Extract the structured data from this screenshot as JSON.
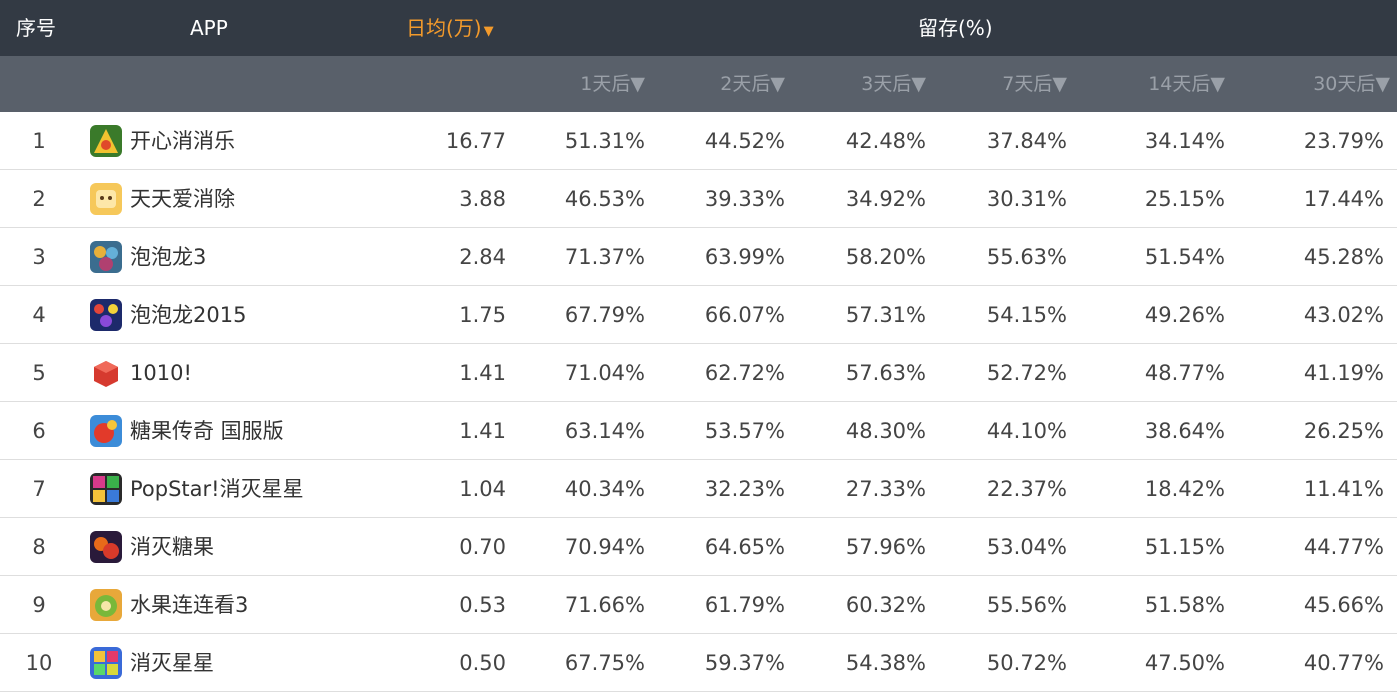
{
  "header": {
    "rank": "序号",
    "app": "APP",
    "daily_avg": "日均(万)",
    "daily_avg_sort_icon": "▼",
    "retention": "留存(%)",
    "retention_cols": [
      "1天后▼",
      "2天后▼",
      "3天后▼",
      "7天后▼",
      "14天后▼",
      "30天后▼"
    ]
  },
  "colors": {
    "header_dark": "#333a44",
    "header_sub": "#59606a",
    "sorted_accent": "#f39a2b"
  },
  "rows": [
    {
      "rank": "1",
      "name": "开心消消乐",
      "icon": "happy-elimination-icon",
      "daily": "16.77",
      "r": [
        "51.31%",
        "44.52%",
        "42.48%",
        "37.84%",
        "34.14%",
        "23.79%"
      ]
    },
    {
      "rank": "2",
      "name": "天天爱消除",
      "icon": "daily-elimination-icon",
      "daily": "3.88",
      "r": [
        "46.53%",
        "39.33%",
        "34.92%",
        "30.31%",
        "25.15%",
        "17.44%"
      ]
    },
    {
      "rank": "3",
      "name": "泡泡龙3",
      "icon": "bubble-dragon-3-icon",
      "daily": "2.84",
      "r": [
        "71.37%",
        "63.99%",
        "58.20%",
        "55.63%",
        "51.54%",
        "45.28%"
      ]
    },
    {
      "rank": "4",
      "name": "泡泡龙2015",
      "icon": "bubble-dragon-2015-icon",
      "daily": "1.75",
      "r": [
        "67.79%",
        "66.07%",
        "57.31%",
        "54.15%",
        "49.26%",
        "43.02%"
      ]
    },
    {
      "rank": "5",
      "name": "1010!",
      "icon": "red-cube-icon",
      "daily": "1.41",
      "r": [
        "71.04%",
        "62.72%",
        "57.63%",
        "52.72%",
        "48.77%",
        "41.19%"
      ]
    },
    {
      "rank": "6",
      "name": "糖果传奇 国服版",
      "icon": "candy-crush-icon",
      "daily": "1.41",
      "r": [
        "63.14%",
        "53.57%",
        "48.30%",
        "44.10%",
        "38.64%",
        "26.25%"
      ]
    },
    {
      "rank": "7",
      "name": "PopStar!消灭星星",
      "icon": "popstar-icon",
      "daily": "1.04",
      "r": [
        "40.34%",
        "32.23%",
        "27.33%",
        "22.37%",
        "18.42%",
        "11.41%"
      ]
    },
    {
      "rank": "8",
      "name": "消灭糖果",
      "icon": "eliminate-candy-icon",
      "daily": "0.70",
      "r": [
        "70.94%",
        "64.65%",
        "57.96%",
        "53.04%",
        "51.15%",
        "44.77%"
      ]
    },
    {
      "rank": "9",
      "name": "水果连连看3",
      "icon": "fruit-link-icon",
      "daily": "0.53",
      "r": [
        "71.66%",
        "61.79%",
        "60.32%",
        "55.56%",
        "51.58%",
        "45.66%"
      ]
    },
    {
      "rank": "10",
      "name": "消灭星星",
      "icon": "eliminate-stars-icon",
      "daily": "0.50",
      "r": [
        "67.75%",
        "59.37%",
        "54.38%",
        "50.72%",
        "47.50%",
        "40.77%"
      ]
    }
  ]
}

* Exercise objective
Find every line in the records that contains the word "rank"; copy those lines.

* Output of the exercise
    "rank": "序号",
      "rank": "1",
      "rank": "2",
      "rank": "3",
      "rank": "4",
      "rank": "5",
      "rank": "6",
      "rank": "7",
      "rank": "8",
      "rank": "9",
      "rank": "10",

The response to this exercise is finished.